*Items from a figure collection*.
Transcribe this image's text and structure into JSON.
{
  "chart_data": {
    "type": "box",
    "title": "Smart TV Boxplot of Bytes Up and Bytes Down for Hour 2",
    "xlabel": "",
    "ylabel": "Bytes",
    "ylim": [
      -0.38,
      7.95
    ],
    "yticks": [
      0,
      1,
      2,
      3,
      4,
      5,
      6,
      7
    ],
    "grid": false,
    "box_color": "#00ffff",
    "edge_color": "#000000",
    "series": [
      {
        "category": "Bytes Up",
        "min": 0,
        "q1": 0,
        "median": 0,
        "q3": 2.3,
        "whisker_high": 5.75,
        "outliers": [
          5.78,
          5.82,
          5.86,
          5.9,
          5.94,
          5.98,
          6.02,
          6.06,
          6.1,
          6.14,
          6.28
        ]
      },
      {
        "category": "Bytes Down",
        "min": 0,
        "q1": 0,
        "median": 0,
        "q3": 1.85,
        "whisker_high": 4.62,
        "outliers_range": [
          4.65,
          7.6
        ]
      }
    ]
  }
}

*What is being asked*. Restate each record exactly as written.

*Complete response*.
Transcribe this image's text and structure into JSON.
{
  "chart_data": {
    "type": "box",
    "title": "Smart TV Boxplot of Bytes Up and Bytes Down for Hour 2",
    "xlabel": "",
    "ylabel": "Bytes",
    "ylim": [
      -0.38,
      7.95
    ],
    "yticks": [
      0,
      1,
      2,
      3,
      4,
      5,
      6,
      7
    ],
    "grid": false,
    "box_color": "#00ffff",
    "edge_color": "#000000",
    "series": [
      {
        "category": "Bytes Up",
        "min": 0,
        "q1": 0,
        "median": 0,
        "q3": 2.3,
        "whisker_high": 5.75,
        "outliers": [
          5.78,
          5.82,
          5.86,
          5.9,
          5.94,
          5.98,
          6.02,
          6.06,
          6.1,
          6.14,
          6.28
        ]
      },
      {
        "category": "Bytes Down",
        "min": 0,
        "q1": 0,
        "median": 0,
        "q3": 1.85,
        "whisker_high": 4.62,
        "outliers_range": [
          4.65,
          7.6
        ]
      }
    ]
  }
}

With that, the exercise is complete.